▶ [OBJECTIVE]: What is the number of lines containing the word "conversation"? Please answer with that number and nothing more.

* start *

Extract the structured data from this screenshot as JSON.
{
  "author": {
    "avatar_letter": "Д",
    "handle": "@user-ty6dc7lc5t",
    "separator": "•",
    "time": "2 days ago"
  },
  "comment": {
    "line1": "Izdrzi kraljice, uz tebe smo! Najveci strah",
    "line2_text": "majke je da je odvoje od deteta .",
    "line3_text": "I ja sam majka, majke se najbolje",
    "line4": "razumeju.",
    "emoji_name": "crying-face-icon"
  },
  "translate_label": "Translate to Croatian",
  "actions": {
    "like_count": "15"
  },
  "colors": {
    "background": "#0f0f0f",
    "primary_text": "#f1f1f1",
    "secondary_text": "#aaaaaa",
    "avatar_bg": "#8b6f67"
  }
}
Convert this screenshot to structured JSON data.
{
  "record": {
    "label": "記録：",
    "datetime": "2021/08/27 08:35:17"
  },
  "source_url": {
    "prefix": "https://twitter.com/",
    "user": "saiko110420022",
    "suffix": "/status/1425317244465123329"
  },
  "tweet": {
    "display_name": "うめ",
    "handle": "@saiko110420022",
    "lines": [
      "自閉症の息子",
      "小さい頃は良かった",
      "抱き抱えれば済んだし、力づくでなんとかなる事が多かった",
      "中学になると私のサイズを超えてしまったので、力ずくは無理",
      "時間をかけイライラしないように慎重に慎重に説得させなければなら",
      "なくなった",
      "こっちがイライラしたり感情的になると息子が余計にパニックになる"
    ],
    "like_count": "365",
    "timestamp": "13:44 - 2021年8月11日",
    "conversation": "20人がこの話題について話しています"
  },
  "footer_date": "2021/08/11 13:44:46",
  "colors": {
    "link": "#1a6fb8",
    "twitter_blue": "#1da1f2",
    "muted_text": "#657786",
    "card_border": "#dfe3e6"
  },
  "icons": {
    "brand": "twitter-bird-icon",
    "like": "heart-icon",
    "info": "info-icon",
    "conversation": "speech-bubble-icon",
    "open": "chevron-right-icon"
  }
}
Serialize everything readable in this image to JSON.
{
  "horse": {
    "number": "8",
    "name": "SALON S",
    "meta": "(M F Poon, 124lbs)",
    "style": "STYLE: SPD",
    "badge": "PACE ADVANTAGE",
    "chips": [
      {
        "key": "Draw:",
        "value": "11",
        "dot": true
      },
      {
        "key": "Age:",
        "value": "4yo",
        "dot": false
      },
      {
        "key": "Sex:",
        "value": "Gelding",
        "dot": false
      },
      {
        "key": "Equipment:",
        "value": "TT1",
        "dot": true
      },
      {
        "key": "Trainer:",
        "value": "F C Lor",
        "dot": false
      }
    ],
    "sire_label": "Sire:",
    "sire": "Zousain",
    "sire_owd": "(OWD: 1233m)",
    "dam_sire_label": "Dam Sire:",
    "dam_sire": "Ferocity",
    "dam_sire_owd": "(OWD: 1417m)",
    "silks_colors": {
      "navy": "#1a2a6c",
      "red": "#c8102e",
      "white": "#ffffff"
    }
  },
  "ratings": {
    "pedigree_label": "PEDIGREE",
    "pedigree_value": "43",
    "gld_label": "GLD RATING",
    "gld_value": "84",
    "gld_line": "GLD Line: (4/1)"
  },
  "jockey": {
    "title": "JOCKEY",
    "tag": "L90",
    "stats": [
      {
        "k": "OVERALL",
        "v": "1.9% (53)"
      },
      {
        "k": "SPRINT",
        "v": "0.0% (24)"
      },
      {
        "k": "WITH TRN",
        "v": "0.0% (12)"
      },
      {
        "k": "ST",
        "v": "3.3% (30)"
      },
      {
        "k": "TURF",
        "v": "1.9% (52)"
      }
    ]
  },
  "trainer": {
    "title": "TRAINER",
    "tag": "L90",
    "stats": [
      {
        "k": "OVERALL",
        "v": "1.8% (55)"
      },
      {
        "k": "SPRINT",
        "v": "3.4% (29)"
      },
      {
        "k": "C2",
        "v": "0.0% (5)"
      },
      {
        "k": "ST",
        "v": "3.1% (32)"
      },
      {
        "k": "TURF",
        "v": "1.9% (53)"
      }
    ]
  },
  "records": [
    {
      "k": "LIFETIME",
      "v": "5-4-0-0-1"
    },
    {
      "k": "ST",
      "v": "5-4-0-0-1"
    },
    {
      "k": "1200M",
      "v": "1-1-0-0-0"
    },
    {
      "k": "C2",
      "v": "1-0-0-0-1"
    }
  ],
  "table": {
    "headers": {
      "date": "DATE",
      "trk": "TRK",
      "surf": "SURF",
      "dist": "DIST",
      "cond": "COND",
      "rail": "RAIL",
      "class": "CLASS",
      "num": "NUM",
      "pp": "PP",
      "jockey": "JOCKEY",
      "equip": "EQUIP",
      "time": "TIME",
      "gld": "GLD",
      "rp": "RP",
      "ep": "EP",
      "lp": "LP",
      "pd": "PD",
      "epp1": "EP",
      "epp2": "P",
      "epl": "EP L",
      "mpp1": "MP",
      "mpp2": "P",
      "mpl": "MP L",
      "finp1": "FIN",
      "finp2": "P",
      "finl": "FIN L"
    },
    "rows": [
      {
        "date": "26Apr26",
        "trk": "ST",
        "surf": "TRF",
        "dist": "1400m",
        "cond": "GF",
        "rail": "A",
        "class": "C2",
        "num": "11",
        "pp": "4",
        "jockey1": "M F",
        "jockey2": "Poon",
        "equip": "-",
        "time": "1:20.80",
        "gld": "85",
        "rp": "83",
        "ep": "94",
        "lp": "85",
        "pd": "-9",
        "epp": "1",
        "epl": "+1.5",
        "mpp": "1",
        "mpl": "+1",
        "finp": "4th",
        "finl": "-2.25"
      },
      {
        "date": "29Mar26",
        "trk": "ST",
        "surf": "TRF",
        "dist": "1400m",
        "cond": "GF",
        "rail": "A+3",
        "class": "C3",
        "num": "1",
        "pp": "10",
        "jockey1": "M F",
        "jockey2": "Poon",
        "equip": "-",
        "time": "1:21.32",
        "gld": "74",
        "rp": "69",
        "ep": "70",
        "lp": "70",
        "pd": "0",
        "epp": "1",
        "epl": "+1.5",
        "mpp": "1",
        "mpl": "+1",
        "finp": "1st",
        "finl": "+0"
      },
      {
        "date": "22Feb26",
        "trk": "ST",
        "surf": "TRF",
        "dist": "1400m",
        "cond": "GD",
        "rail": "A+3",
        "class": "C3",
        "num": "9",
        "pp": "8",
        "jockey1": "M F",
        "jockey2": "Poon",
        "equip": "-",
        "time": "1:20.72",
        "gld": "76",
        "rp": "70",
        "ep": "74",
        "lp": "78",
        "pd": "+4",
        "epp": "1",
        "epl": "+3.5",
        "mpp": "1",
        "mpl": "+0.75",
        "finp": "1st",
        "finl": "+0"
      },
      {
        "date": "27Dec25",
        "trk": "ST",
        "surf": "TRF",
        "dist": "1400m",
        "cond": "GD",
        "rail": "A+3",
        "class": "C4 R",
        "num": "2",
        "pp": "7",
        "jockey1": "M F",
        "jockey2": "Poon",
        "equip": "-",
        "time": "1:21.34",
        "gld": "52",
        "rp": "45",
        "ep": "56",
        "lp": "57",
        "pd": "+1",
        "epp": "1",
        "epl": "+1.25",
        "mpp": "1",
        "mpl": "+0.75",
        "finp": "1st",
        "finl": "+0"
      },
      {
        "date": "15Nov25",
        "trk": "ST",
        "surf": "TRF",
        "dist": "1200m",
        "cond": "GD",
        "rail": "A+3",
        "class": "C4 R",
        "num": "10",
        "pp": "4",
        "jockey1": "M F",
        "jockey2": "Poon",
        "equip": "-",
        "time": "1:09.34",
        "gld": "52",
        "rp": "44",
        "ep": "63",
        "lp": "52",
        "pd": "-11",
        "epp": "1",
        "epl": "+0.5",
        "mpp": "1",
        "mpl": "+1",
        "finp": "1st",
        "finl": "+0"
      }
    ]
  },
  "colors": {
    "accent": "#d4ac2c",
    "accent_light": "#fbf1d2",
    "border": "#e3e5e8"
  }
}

* end *

▶ [RESPONSE TO THIS EXERCISE]: 2